**EXPLORE THE MATERIAL**:
[a] In the Ecolab commentary, why did the Board say that FRAP 4(a)(3) was the wrong rule for the employer's counsel to cite?
[b] Copy the passage of the Ecolab commentary from "Counsel for winning" to "do, my friend.".

**EXTRACT TO READ**:
-- Opening Marker --

Of course that misses the whole point of Ecolab's argument that it did not know till after the 10 business days had passed (at least based on the record recited in the opinion) that there was going to be an appeal by the other side. I can only imagine how the suggested conversation would have gone (assuming of course that the employer could talk with someone at the Administrative Review Board in a position to give a definitive answer that would not be prohibited ex parte contact):

Counsel for winning employer: I have a question. I don't know if the other side is going to appeal. I don't want to since I won and am happy. But if they do file an appeal, I am concerned whether I need to file an appeal to preserve my right to argue that the ALJ got a couple of points wrong, even though I won on the merits. Can you tell me -- do I need to appeal to preserve those rights? And if so, do I have to do it within 10 business days of the ruling?

Definitive Voice of the Board: Of course you do, my friend.

Yeah, right.

Then to add insult to injury, the ARB jumps on the employer's argument "based on information and belief" about the state appellate rules with the following footnote:

On information and belief” appears to be legalese for “Counsel didn’t actually research the question in all fifty states – this is my best guess.” Such statements reflect a lack of substantiation for the position argued and we give such arguments the insubstantial weight that they merit.

Sure, it makes sense for the employer's counsel to spend $10,000 or whatever it would take to make a definitive research of all state appellate laws, on a point that would clearly not be dispositive. I might be more inclined to disregard the sarcastic footnote of the ARB if they had bothered to point out any state appellate rules that do not permit cross-appeals after the other side has initiated an appeal.

And in a final snippy (but not particularly well reasoned point), the Board says that the employer's counsel cited them to FRAP 4(a)(3) which does give a period of time to cross-appeal after the opposing party, but that rule applies to appeals of right, not permissive appeals like ones before the ARB. Instead, the Board said the more appropriate rule would have been FRAP 5(b) which is related to permissive appeals:

FRAP 5(b), applicable to appeals by permission, provides that any party may file an answer in opposition to a petition or a cross-petition within seven days after the initial petition is served. But the initial petition is not submitted for approval until after the time has run for the cross-petition. Accordingly under the FRAP, a party may have to file a “potentially unnecessary and wasteful appeal in order to ensure the preservation of its own appellate rights.”

-- Closing Marker --

**PROVIDED DATA**:

-- Opening Marker --

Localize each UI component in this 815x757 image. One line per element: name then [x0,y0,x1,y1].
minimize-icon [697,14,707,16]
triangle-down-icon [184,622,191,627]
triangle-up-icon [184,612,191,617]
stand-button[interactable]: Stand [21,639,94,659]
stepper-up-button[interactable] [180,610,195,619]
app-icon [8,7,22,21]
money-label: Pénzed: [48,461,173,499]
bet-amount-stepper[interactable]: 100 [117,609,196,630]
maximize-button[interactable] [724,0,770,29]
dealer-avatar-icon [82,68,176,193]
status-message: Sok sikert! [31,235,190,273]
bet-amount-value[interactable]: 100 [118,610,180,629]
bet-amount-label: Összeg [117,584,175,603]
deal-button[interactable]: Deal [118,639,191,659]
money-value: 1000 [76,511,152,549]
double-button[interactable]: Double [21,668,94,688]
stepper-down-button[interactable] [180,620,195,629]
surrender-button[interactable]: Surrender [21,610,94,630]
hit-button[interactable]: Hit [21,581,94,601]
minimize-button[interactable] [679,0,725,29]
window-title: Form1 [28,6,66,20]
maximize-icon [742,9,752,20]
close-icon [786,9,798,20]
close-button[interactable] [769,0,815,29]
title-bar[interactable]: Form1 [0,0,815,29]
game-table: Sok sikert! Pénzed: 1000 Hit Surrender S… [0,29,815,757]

-- Closing Marker --

**ANSWERS TO THE EXERCISE**:
[a] FRAP 4(a)(3) applies to appeals of right, and appeals before the ARB are permissive. The Board said the more appropriate rule was FRAP 5(b), which covers permissive appeals.

[b]
Counsel for winning employer: I have a question. I don't know if the other side is going to appeal. I don't want to since I won and am happy. But if they do file an appeal, I am concerned whether I need to file an appeal to preserve my right to argue that the ALJ got a couple of points wrong, even though I won on the merits. Can you tell me -- do I need to appeal to preserve those rights? And if so, do I have to do it within 10 business days of the ruling?

Definitive Voice of the Board: Of course you do, my friend.